--- Exercise input Enclosed Below ---
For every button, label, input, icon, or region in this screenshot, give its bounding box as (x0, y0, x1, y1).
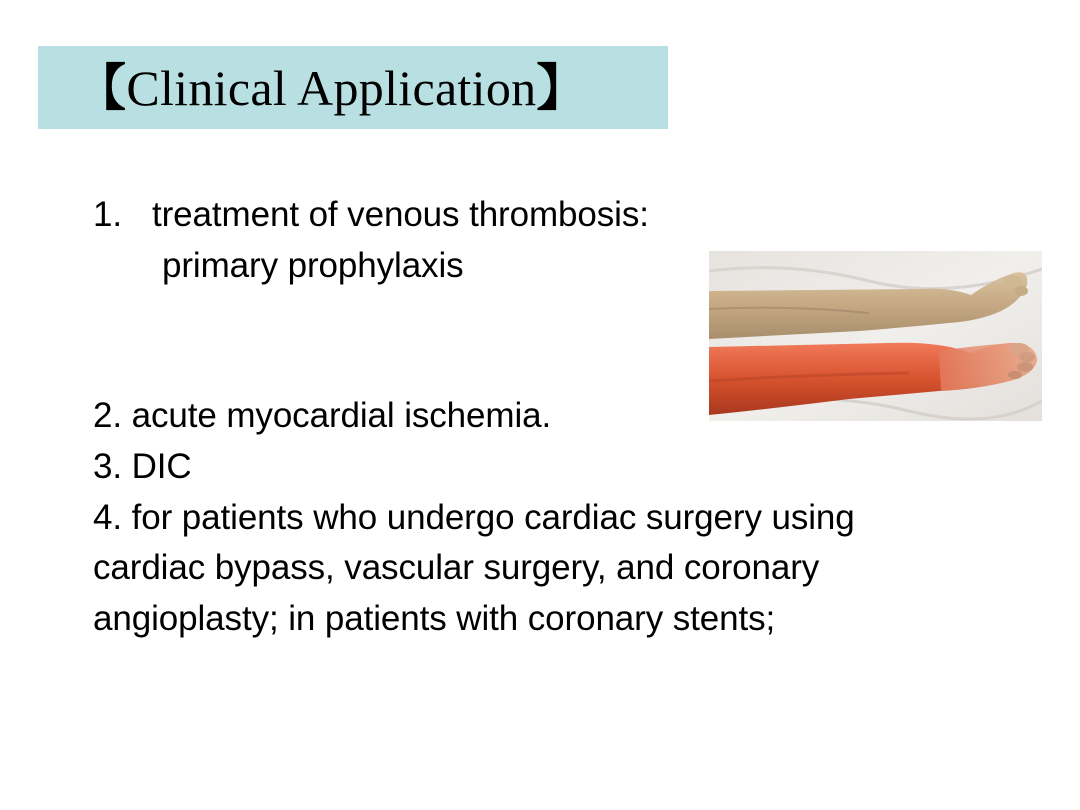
legs-illustration (709, 251, 1042, 421)
list-item-4-line-1: 4. for patients who undergo cardiac surgery using (93, 498, 855, 537)
slide-title (76, 59, 587, 116)
list-item-1-number: 1. (93, 195, 122, 234)
title-open-bracket: 【 (76, 59, 127, 116)
title-close-bracket: 】 (536, 59, 587, 116)
list-item-3: 3. DIC (93, 447, 192, 486)
list-item-4-line-3: angioplasty; in patients with coronary stents; (93, 599, 776, 638)
legs-photo (709, 251, 1042, 421)
list-item-1-text: treatment of venous thrombosis: (152, 195, 649, 234)
list-item-2: 2. acute myocardial ischemia. (93, 396, 552, 435)
list-item-4-line-2: cardiac bypass, vascular surgery, and coronary (93, 548, 820, 587)
list-item-1 (93, 197, 649, 232)
title-banner (38, 46, 668, 129)
title-text: Clinical Application (126, 59, 537, 116)
list-item-1-sub: primary prophylaxis (162, 246, 464, 285)
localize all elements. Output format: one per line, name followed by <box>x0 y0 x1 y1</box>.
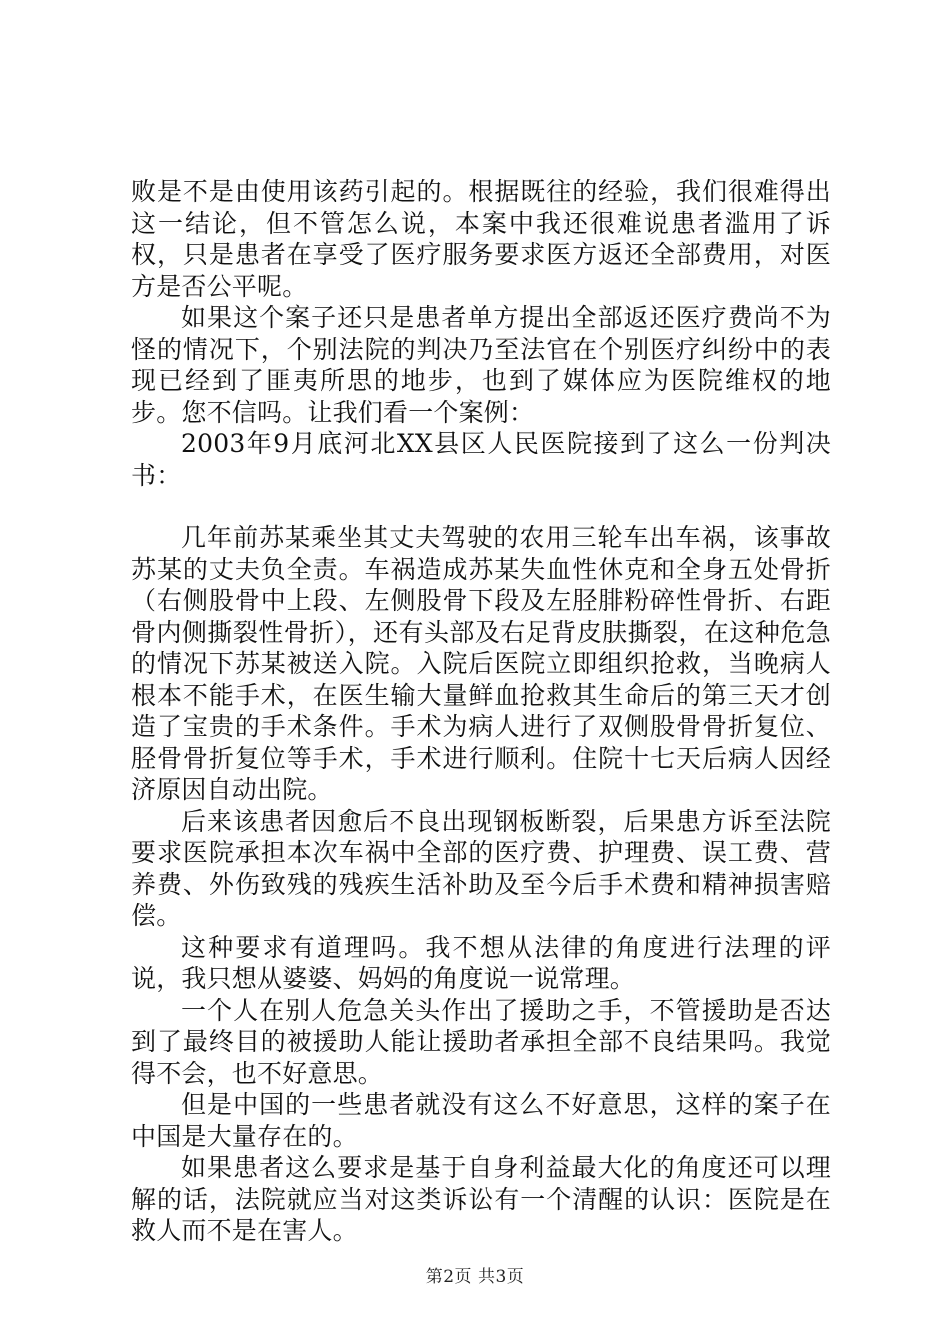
paragraph-case-details: 几年前苏某乘坐其丈夫驾驶的农用三轮车出车祸，该事故苏某的丈夫负全责。车祸造成苏某失血性休克和全身五处骨折（右侧股骨中上段、左侧股骨下段及左胫腓粉碎性骨折、右距骨内侧撕裂性骨折），还有头部及右足背皮肤撕裂，在这种危急的情况下苏某被送入院。入院后医院立即组织抢救，当晚病人根本不能手术，在医生输大量鲜血抢救其生命后的第三天才创造了宝贵的手术条件。手术为病人进行了双侧股骨骨折复位、胫骨骨折复位等手术，手术进行顺利。住院十七天后病人因经济原因自动出院。 <box>131 523 831 804</box>
paragraph-reasonableness: 这种要求有道理吗。我不想从法律的角度进行法理的评说，我只想从婆婆、妈妈的角度说一说常理。 <box>131 932 831 993</box>
paragraph-case-intro: 如果这个案子还只是患者单方提出全部返还医疗费尚不为怪的情况下，个别法院的判决乃至法官在个别医疗纠纷中的表现已经到了匪夷所思的地步，也到了媒体应为医院维权的地步。您不信吗。让我们看一个案例： <box>131 303 831 427</box>
page-number-footer: 第2页 共3页 <box>425 1267 525 1287</box>
paragraph-lawsuit: 后来该患者因愈后不良出现钢板断裂，后果患方诉至法院要求医院承担本次车祸中全部的医疗费、护理费、误工费、营养费、外伤致残的残疾生活补助及至今后手术费和精神损害赔偿。 <box>131 806 831 930</box>
paragraph-judgment-notice: 2003年9月底河北XX县区人民医院接到了这么一份判决书： <box>131 429 831 490</box>
paragraph-continuation: 败是不是由使用该药引起的。根据既往的经验，我们很难得出这一结论，但不管怎么说，本案中我还很难说患者滥用了诉权，只是患者在享受了医疗服务要求医方返还全部费用，对医方是否公平呢。 <box>131 177 831 301</box>
document-body <box>131 176 831 1247</box>
paragraph-conclusion: 如果患者这么要求是基于自身利益最大化的角度还可以理解的话，法院就应当对这类诉讼有一个清醒的认识：医院是在救人而不是在害人。 <box>131 1153 831 1245</box>
paragraph-chinese-patients: 但是中国的一些患者就没有这么不好意思，这样的案子在中国是大量存在的。 <box>131 1090 831 1151</box>
paragraph-common-sense: 一个人在别人危急关头作出了援助之手，不管援助是否达到了最终目的被援助人能让援助者承担全部不良结果吗。我觉得不会，也不好意思。 <box>131 995 831 1088</box>
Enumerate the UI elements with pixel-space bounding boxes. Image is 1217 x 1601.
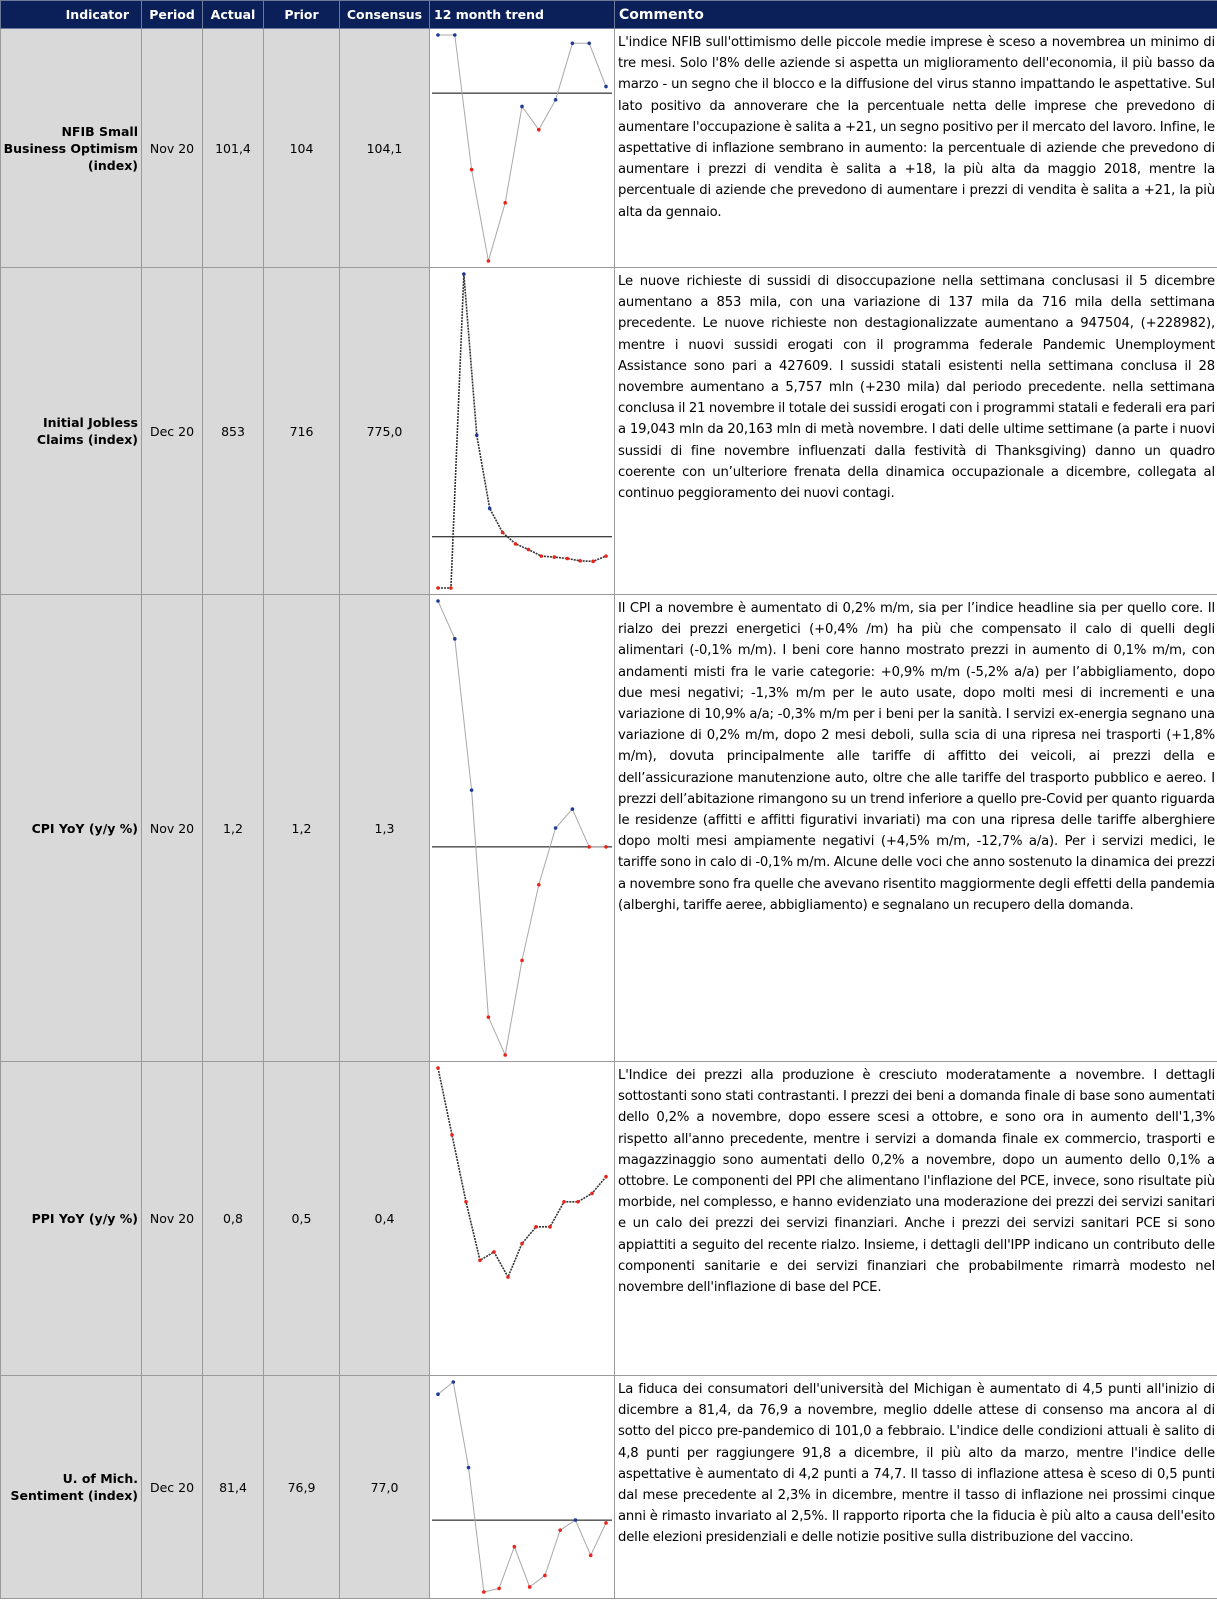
indicator-cell: PPI YoY (y/y %): [1, 1062, 142, 1376]
trend-point: [540, 554, 544, 558]
trend-point: [520, 959, 524, 963]
trend-point: [497, 1587, 501, 1591]
trend-point: [487, 1015, 491, 1019]
period-cell: Nov 20: [142, 1062, 203, 1376]
actual-cell: 101,4: [203, 29, 264, 268]
trend-point: [501, 531, 505, 535]
trend-point: [528, 1585, 532, 1589]
period-cell: Dec 20: [142, 1376, 203, 1599]
trend-point: [578, 559, 582, 563]
comment-cell: L'Indice dei prezzi alla produzione è cresciuto moderatamente a novembre. I dettagli sottostanti sono stati contrastanti. I prezzi dei beni a domanda finale di base sono aumentati dello 0,2% a novembre, dopo essere scesi a ottobre, e sono ora in aumento dell'1,3% rispetto all'anno precedente, mentre i servizi a domanda finale ex commercio, trasporti e magazzinaggio sono aumentati dello 0,2% a novembre, dopo un aumento dello 0,1% a ottobre. Le componenti del PPI che alimentano l'inflazione del PCE, invece, sono risultate più morbide, nel complesso, e hanno evidenziato una moderazione dei prezzi dei servizi sanitari e un calo dei prezzi dei servizi finanziari. Anche i prezzi dei servizi sanitari PCE si sono appiattiti a seguito del recente rialzo. Insieme, i dettagli dell'IPP indicano un contributo delle componenti sanitarie e dei servizi finanziari che probabilmente rimarrà modesto nel novembre dell'inflazione di base del PCE.: [615, 1062, 1217, 1376]
actual-cell: 853: [203, 268, 264, 595]
trend-point: [604, 845, 608, 849]
header-actual: Actual: [203, 1, 264, 29]
trend-point: [436, 599, 440, 603]
indicator-cell: Initial Jobless Claims (index): [1, 268, 142, 595]
trend-point: [488, 507, 492, 511]
trend-point: [537, 128, 541, 132]
trend-cell: [430, 268, 615, 595]
header-comment: Commento: [615, 1, 1217, 29]
header-period: Period: [142, 1, 203, 29]
trend-point: [449, 586, 453, 590]
table-row-nfib: [1, 29, 1217, 268]
actual-cell: 81,4: [203, 1376, 264, 1599]
consensus-cell: 77,0: [340, 1376, 430, 1599]
header-row: [1, 1, 1217, 29]
header-indicator: Indicator: [1, 1, 142, 29]
trend-point: [436, 1392, 440, 1396]
trend-point: [554, 826, 558, 830]
trend-point: [543, 1574, 547, 1578]
trend-point: [450, 1133, 454, 1137]
trend-point: [506, 1275, 510, 1279]
trend-point: [467, 1466, 471, 1470]
trend-point: [537, 883, 541, 887]
trend-point: [453, 33, 457, 37]
sparkline-chart: [430, 1062, 614, 1375]
trend-point: [475, 433, 479, 437]
table-row-jobless-claims: [1, 268, 1217, 595]
prior-cell: 0,5: [264, 1062, 340, 1376]
actual-cell: 1,2: [203, 595, 264, 1062]
trend-cell: [430, 1376, 615, 1599]
trend-line: [438, 274, 606, 588]
trend-point: [587, 42, 591, 46]
indicator-cell: U. of Mich. Sentiment (index): [1, 1376, 142, 1599]
trend-point: [478, 1259, 482, 1263]
trend-point: [482, 1590, 486, 1594]
sparkline-chart: [430, 595, 614, 1061]
period-cell: Dec 20: [142, 268, 203, 595]
trend-point: [558, 1528, 562, 1532]
sparkline-chart: [430, 268, 614, 594]
trend-line: [438, 601, 606, 1055]
sparkline-chart: [430, 29, 614, 267]
trend-point: [574, 1518, 578, 1522]
period-cell: Nov 20: [142, 29, 203, 268]
consensus-cell: 0,4: [340, 1062, 430, 1376]
trend-point: [436, 586, 440, 590]
indicator-cell: NFIB Small Business Optimism (index): [1, 29, 142, 268]
trend-point: [492, 1250, 496, 1254]
table-row-umich: [1, 1376, 1217, 1599]
prior-cell: 76,9: [264, 1376, 340, 1599]
trend-line: [438, 1382, 606, 1592]
prior-cell: 1,2: [264, 595, 340, 1062]
trend-point: [553, 555, 557, 559]
trend-point: [604, 1175, 608, 1179]
prior-cell: 104: [264, 29, 340, 268]
trend-point: [464, 1200, 468, 1204]
consensus-cell: 1,3: [340, 595, 430, 1062]
trend-point: [470, 168, 474, 172]
trend-point: [548, 1225, 552, 1229]
trend-line: [438, 35, 606, 261]
trend-point: [487, 259, 491, 263]
trend-point: [604, 554, 608, 558]
prior-cell: 716: [264, 268, 340, 595]
table-row-cpi: [1, 595, 1217, 1062]
period-cell: Nov 20: [142, 595, 203, 1062]
consensus-cell: 775,0: [340, 268, 430, 595]
trend-point: [470, 788, 474, 792]
trend-point: [589, 1554, 593, 1558]
trend-point: [503, 201, 507, 205]
header-consensus: Consensus: [340, 1, 430, 29]
trend-point: [436, 1066, 440, 1070]
trend-point: [534, 1225, 538, 1229]
trend-point: [591, 560, 595, 564]
trend-point: [453, 637, 457, 641]
trend-point: [520, 105, 524, 109]
trend-point: [503, 1053, 507, 1057]
comment-cell: Il CPI a novembre è aumentato di 0,2% m/m, sia per l’indice headline sia per quello core. Il rialzo dei prezzi energetici (+0,4% /m) ha più che compensato il calo di quelli degli alimentari (-0,1% m/m). I beni core hanno mostrato prezzi in aumento di 0,1% m/m, con andamenti misti fra le varie categorie: +0,9% m/m (-5,2% a/a) per l’abbigliamento, dopo due mesi negativi; -1,3% m/m per le auto usate, dopo molti mesi di incrementi e una variazione di 10,9% a/a; -0,3% m/m per i beni per la sanità. I servizi ex-energia segnano una variazione di 0,2% m/m, dopo 2 mesi deboli, sulla scia di una ripresa nei trasporti (+1,8% m/m), dovuta principalmente alle tariffe di affitto dei veicoli, ai prezzi della e dell’assicurazione manutenzione auto, oltre che alle tariffe del trasporto pubblico e aereo. I prezzi dell’abitazione rimangono su un trend inferiore a quello pre-Covid per quanto riguarda le residenze (affitti e affitti figurativi invariati) ma con una ripresa delle tariffe alberghiere dopo molti mesi ampiamente negativi (+4,5% m/m, -12,7% a/a). Per i servizi medici, le tariffe sono in calo di -0,1% m/m. Alcune delle voci che anno sostenuto la dinamica dei prezzi a novembre sono fra quelle che avevano risentito maggiormente degli effetti della pandemia (alberghi, tariffe aeree, abbigliamento) e segnalano un recupero della domanda.: [615, 595, 1217, 1062]
trend-point: [527, 548, 531, 552]
trend-point: [451, 1380, 455, 1384]
trend-point: [587, 845, 591, 849]
header-prior: Prior: [264, 1, 340, 29]
trend-point: [520, 1242, 524, 1246]
table-row-ppi: [1, 1062, 1217, 1376]
trend-point: [604, 85, 608, 89]
indicator-cell: CPI YoY (y/y %): [1, 595, 142, 1062]
trend-point: [436, 33, 440, 37]
actual-cell: 0,8: [203, 1062, 264, 1376]
trend-point: [604, 1521, 608, 1525]
trend-point: [554, 98, 558, 102]
trend-point: [565, 557, 569, 561]
trend-point: [462, 272, 466, 276]
comment-cell: L'indice NFIB sull'ottimismo delle piccole medie imprese è sceso a novembrea un minimo di tre mesi. Solo l'8% delle aziende si aspetta un miglioramento dell'economia, il più basso da marzo - un segno che il blocco e la diffusione del virus stanno impattando le aspettative. Sul lato positivo da annoverare che la percentuale netta delle imprese che prevedono di aumentare l'occupazione è salita a +21, un segno positivo per il mercato del lavoro. Infine, le aspettative di inflazione sembrano in aumento: la percentuale di aziende che prevedono di aumentare i prezzi di vendita è salita a +18, la più alta da maggio 2018, mentre la percentuale di aziende che prevedono di aumentare i prezzi di vendita è salita a +21, la più alta da gennaio.: [615, 29, 1217, 268]
trend-point: [571, 42, 575, 46]
comment-cell: Le nuove richieste di sussidi di disoccupazione nella settimana conclusasi il 5 dicembre aumentano a 853 mila, con una variazione di 137 mila da 716 mila della settimana precedente. Le nuove richieste non destagionalizzate aumentano a 947504, (+228982), mentre i nuovi sussidi erogati con il programma federale Pandemic Unemployment Assistance sono pari a 427609. I sussidi statali esistenti nella settimana conclusa il 28 novembre aumentano a 5,757 mln (+230 mila) dal periodo precedente. nella settimana conclusa il 21 novembre il totale dei sussidi erogati con i programmi statali e federali era pari a 19,043 mln da 20,163 mln di metà novembre. I dati delle ultime settimane (a parte i nuovi sussidi di fine novembre influenzati dalla festività di Thanksgiving) danno un quadro coerente con un’ulteriore frenata della dinamica occupazionale a dicembre, collegata al continuo peggioramento dei nuovi contagi.: [615, 268, 1217, 595]
trend-line: [438, 1068, 606, 1277]
consensus-cell: 104,1: [340, 29, 430, 268]
sparkline-chart: [430, 1376, 614, 1598]
trend-point: [562, 1200, 566, 1204]
trend-point: [513, 1545, 517, 1549]
trend-cell: [430, 29, 615, 268]
trend-cell: [430, 595, 615, 1062]
trend-point: [590, 1192, 594, 1196]
trend-point: [576, 1200, 580, 1204]
trend-cell: [430, 1062, 615, 1376]
header-trend: 12 month trend: [430, 1, 615, 29]
comment-cell: La fiduca dei consumatori dell'università del Michigan è aumentato di 4,5 punti all'inizio di dicembre a 81,4, da 76,9 a novembre, meglio ddelle attese di consenso ma ancora al di sotto del picco pre-pandemico di 101,0 a febbraio. L'indice delle condizioni attuali è salito di 4,8 punti per raggiungere 91,8 a dicembre, il più alto da marzo, mentre l'indice delle aspettative è aumentato di 4,2 punti a 74,7. Il tasso di inflazione attesa è sceso di 0,5 punti dal mese precedente al 2,3% in dicembre, mentre il tasso di inflazione nei prossimi cinque anni è rimasto invariato al 2,5%. Il rapporto riporta che la fiducia è più alto a causa dell'esito delle elezioni presidenziali e delle notizie positive sulla distribuzione del vaccino.: [615, 1376, 1217, 1599]
trend-point: [571, 807, 575, 811]
trend-point: [514, 542, 518, 546]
--- End of Enclosed Exercise input ---
Please copy all lines of the listing in which the string "actual" occurs.

**Written response:**
actual-cell: 101,4: [203, 29, 264, 268]
actual-cell: 853: [203, 268, 264, 595]
header-actual: Actual: [203, 1, 264, 29]
actual-cell: 81,4: [203, 1376, 264, 1599]
actual-cell: 1,2: [203, 595, 264, 1062]
actual-cell: 0,8: [203, 1062, 264, 1376]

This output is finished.